Passage to read

* * * *

The Role of the National Party

The Role of the National Party

Every controversy has shown the National Party's lack of care for the Maori people. Why do the Tainui Awhiro people have to pay to get the Raglan Golf Course back? Why has Muldoon been so underhand (secret negotiations with elders) and conniving over Bastion Point? He promised Whina Cooper on the steps of Parliament that he'd ammend the Town and County Planning Act where it hurts the Maori. Why has he not done so?

Why does the Government which makes so much of our "multi-racial harmony" not do anything positive but legislates against the concept? Why did the National Party stack the Maori Council in its early days with National Party members who told the government exactly what it wanted to hear? Why aren't the Maori MP's considered representative of the Maori people by the National Government?

Why? Because the National Party epitomises the pakeha/settler ethic of open market warfare and hence is a party of assimilation not multi-culturalism. Perhaps an enlightened Maori Land Court and the new "Europeanised" mode of leadership emerging in the Maori can combat the trend. Determination to occupy at Bastion Point and Raglan regardless of Court decisions marks a new era in the land struggle.

* * * *

Dataset rows
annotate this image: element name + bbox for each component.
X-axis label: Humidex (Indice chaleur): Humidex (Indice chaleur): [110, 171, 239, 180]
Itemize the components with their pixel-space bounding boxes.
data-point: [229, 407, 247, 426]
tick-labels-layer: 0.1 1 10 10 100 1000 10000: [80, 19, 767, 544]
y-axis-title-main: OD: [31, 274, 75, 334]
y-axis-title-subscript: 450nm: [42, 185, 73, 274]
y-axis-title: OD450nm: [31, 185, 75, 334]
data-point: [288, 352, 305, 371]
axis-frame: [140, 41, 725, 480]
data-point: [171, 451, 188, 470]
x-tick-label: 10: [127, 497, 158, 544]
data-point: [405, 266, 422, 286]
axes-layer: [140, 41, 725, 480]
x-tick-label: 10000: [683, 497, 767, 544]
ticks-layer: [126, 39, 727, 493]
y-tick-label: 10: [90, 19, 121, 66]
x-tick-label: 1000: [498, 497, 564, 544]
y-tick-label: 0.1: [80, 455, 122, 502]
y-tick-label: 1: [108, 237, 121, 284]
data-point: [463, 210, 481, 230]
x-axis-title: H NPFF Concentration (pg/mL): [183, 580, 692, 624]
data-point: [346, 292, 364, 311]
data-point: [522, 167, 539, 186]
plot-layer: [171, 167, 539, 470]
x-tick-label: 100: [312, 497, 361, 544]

* * * *

Decide whether each statement below agrees with the text on the National Party's role, answering yes or no and quoting the words of the text that settle it.
1. Muldoon made a promise to Whina Cooper on the steps of Parliament.
2. The text calls the National Party a party of multi-culturalism.
3. The Tainui Awhiro people can get the Raglan Golf Course back without paying.
Rely solely on the text, not on the records.

1. Yes: "He promised Whina Cooper on the steps of Parliament"
2. No: "is a party of assimilation not multi-culturalism"
3. No: "Why do the Tainui Awhiro people have to pay to get the Raglan Golf Course back?"